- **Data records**

** START **

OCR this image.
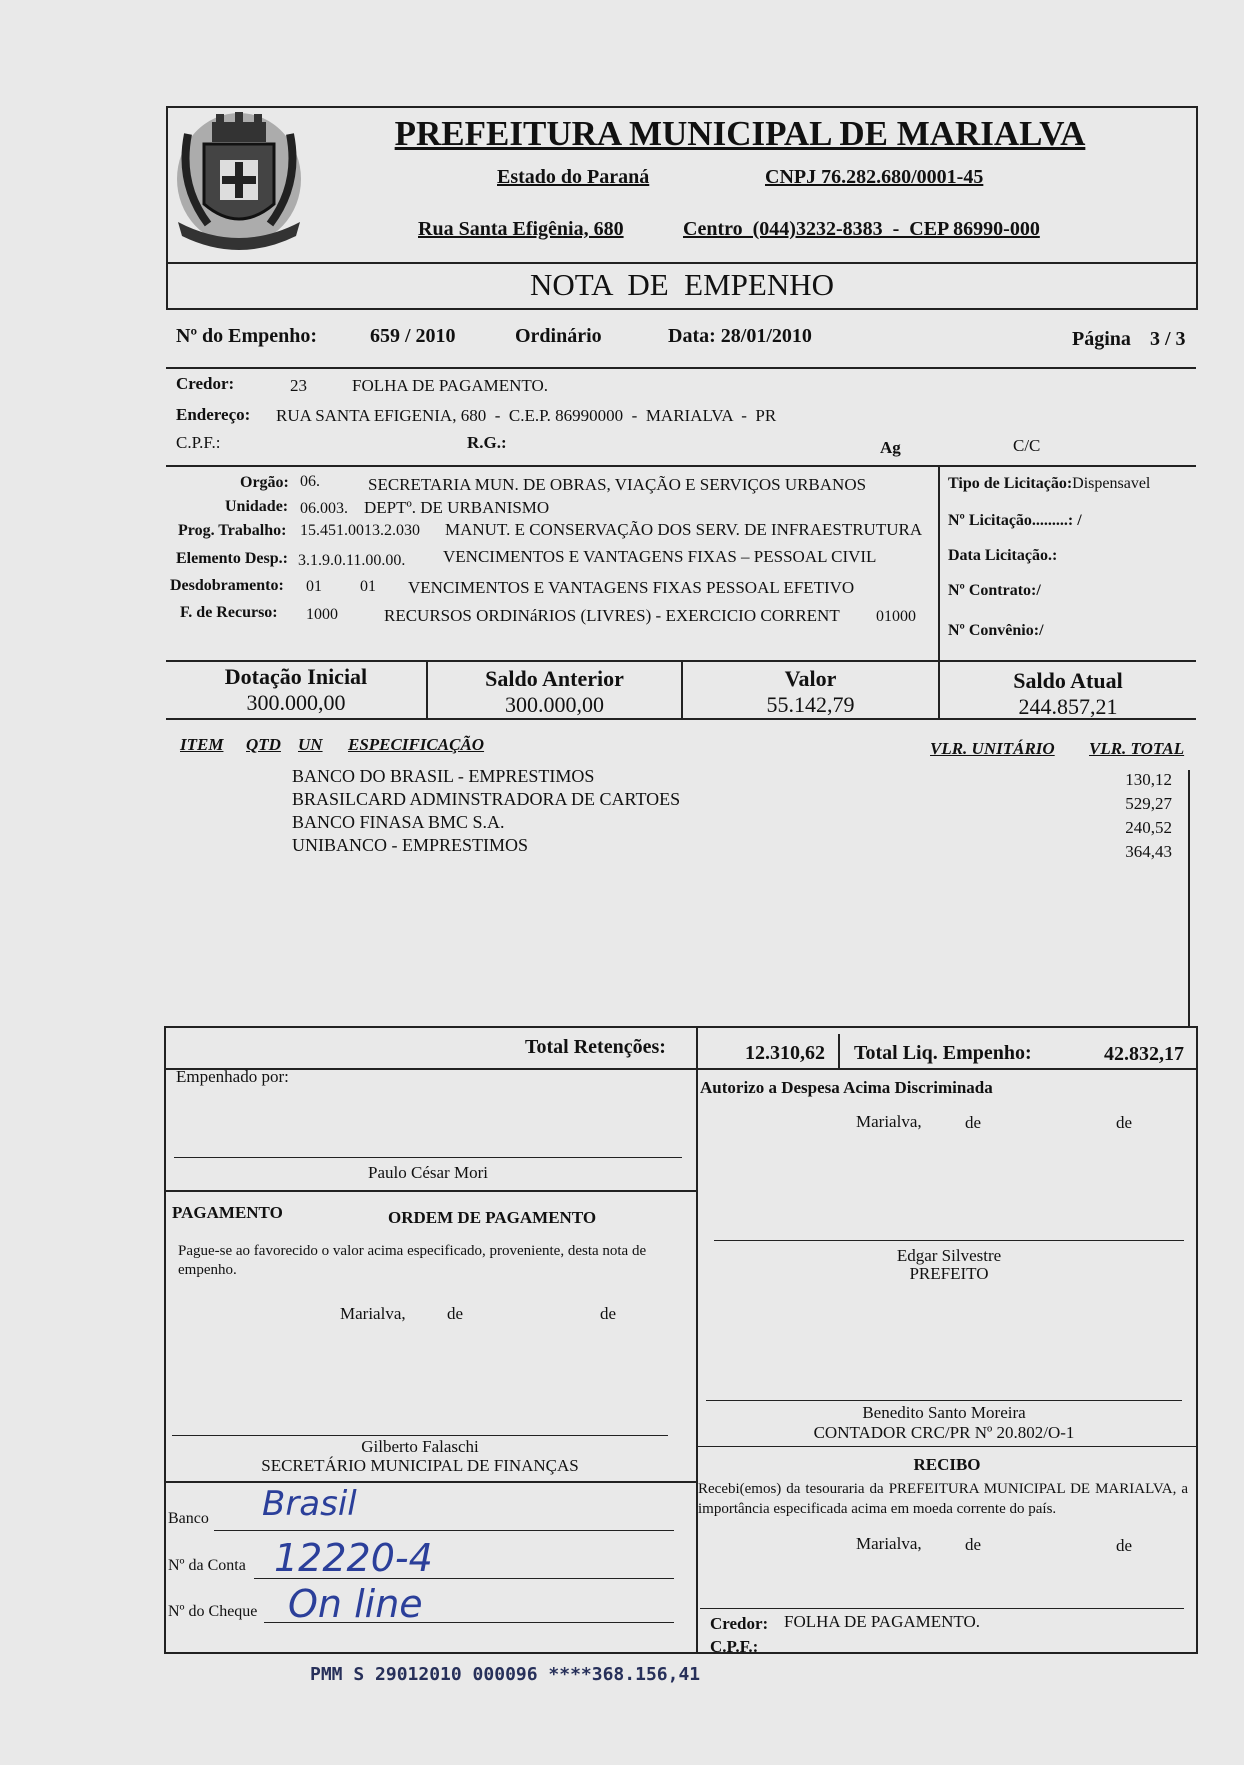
PREFEITURA MUNICIPAL DE MARIALVA
Estado do Paraná	CNPJ 76.282.680/0001-45
Rua Santa Efigênia, 680	Centro  (044)3232-8383  -  CEP 86990-000
NOTA  DE  EMPENHO
Nº do Empenho:	659 / 2010	Ordinário	Data: 28/01/2010	Página 3 / 3
Credor:	23	FOLHA DE PAGAMENTO.
Endereço: RUA SANTA EFIGENIA, 680  -  C.E.P. 86990000  -  MARIALVA  -  PR
C.P.F.:	R.G.:	Ag	C/C
Orgão: 06.	SECRETARIA MUN. DE OBRAS, VIAÇÃO E SERVIÇOS URBANOS
Unidade: 06.003. DEPTº. DE URBANISMO
Prog. Trabalho: 15.451.0013.2.030 MANUT. E CONSERVAÇÃO DOS SERV. DE INFRAESTRUTURA
Elemento Desp.: 3.1.9.0.11.00.00. VENCIMENTOS E VANTAGENS FIXAS – PESSOAL CIVIL
Desdobramento: 01 01 VENCIMENTOS E VANTAGENS FIXAS PESSOAL EFETIVO
F. de Recurso: 1000	RECURSOS ORDINáRIOS (LIVRES) - EXERCICIO CORRENT 01000
Tipo de Licitação:Dispensavel
Nº Licitação.........: /
Data Licitação.:
Nº Contrato:/
Nº Convênio:/
Dotação Inicial
300.000,00
Saldo Anterior
300.000,00
Valor
55.142,79
Saldo Atual
244.857,21
ITEM QTD UN ESPECIFICAÇÃO	VLR. UNITÁRIO VLR. TOTAL
BANCO DO BRASIL - EMPRESTIMOS	130,12
BRASILCARD ADMINSTRADORA DE CARTOES	529,27
BANCO FINASA BMC S.A.	240,52
UNIBANCO - EMPRESTIMOS	364,43
Total Retenções:	12.310,62 Total Liq. Empenho:	42.832,17
Empenhado por:
Paulo César Mori
Autorizo a Despesa Acima Discriminada
Marialva,	de	de
Edgar Silvestre
PREFEITO
PAGAMENTO	ORDEM DE PAGAMENTO
Pague-se ao favorecido o valor acima especificado, proveniente, desta nota de empenho.
Marialva, de	de
Gilberto Falaschi
SECRETÁRIO MUNICIPAL DE FINANÇAS
Benedito Santo Moreira
CONTADOR CRC/PR Nº 20.802/O-1
RECIBO
Recebi(emos) da tesouraria da PREFEITURA MUNICIPAL DE MARIALVA, a importância especificada acima em moeda corrente do país.
Marialva,	de	de
Credor: FOLHA DE PAGAMENTO.
C.P.F.:
Banco Brasil
Nº da Conta 12220-4
Nº do Cheque On line
PMM S 29012010 000096 ****368.156,41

** END **

- **TO DO**
From the entries above, copy every line that holds the word "EMPRESTIMOS".

- **TASK ANSWER**
BANCO DO BRASIL - EMPRESTIMOS	130,12
UNIBANCO - EMPRESTIMOS	364,43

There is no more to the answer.